The problem:
Tally all lines containing the word "name". Give the number alone.
── Data listing ──
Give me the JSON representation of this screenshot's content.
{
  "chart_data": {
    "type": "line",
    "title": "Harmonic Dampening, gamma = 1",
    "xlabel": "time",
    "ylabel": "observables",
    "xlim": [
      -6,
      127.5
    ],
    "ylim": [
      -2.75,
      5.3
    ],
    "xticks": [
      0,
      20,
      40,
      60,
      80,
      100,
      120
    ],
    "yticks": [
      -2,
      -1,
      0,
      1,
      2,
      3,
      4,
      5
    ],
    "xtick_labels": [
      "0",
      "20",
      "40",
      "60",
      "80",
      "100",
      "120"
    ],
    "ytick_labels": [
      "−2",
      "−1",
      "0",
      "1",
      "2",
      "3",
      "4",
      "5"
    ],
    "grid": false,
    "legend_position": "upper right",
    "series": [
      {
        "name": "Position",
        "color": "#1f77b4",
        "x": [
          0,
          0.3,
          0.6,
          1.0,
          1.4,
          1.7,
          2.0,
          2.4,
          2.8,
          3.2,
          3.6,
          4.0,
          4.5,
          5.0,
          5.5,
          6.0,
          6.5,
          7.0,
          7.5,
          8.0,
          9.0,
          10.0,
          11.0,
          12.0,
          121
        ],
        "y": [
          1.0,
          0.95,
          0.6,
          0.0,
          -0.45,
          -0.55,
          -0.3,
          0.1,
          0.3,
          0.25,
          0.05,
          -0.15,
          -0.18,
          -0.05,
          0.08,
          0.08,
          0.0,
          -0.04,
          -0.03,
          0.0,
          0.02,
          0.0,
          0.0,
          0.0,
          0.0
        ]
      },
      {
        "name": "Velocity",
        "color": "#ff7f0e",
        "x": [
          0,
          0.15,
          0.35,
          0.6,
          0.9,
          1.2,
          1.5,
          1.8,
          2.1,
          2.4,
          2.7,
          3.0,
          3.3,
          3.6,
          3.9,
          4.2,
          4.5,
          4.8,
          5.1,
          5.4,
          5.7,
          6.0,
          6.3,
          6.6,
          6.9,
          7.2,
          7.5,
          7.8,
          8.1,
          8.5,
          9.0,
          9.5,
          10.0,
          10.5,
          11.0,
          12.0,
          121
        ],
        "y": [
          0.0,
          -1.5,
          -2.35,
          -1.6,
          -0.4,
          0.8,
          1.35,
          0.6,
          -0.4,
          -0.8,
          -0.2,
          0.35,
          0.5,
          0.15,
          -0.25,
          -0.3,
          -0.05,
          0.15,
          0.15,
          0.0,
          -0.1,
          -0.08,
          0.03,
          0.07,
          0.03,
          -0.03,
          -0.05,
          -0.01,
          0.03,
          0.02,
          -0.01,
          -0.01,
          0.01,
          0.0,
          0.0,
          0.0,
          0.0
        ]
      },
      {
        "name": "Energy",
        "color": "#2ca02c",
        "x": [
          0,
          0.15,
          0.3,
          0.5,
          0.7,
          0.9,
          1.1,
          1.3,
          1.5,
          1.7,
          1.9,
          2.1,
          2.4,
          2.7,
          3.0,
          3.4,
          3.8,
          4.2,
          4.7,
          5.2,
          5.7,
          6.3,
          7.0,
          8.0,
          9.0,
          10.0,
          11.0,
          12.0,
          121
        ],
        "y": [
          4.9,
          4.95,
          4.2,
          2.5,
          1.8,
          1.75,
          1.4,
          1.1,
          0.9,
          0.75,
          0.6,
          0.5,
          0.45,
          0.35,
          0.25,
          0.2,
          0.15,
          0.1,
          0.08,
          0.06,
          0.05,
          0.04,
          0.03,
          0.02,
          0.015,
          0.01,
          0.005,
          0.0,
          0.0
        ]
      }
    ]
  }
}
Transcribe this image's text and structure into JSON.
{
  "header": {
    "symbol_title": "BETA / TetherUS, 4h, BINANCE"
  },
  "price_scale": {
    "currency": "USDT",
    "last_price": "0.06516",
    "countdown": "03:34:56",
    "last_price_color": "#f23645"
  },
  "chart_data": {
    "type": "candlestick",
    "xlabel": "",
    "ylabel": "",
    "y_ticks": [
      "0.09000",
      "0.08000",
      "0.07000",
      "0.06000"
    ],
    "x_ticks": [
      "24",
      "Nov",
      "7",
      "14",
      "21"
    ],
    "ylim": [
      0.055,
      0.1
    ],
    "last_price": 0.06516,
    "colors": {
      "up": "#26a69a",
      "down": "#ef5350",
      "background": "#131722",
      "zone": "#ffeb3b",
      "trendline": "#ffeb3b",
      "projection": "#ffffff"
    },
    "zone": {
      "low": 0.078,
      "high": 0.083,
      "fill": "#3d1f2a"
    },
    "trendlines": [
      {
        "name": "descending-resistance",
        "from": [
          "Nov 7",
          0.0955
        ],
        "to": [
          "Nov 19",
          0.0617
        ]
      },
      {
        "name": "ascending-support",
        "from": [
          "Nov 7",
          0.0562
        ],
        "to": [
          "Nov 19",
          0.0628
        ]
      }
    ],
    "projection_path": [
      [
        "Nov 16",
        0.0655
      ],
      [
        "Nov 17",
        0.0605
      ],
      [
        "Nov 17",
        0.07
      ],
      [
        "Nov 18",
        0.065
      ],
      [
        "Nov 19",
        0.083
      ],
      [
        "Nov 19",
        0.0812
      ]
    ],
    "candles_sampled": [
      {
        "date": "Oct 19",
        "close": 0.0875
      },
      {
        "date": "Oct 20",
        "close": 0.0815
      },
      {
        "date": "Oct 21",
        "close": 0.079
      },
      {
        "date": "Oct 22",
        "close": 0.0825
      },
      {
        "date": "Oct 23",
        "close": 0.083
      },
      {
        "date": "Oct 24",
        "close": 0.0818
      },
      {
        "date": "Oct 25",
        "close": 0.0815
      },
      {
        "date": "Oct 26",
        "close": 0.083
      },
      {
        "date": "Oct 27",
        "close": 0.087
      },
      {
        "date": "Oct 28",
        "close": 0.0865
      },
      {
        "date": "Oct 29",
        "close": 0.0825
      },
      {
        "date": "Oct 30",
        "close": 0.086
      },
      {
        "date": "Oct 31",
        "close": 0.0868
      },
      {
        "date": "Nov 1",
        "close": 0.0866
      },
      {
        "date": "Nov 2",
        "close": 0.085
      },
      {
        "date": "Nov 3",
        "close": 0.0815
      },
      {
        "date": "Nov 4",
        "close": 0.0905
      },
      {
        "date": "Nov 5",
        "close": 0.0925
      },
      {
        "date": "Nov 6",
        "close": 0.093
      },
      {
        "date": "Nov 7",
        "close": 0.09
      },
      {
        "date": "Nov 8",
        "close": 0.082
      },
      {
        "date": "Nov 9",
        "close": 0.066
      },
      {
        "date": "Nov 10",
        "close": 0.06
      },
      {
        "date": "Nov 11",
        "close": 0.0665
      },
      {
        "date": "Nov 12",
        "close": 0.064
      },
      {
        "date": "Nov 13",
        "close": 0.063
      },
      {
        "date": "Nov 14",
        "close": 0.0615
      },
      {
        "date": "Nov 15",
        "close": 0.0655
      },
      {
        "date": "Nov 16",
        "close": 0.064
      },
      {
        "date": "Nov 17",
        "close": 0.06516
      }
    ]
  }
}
───
Written response:
5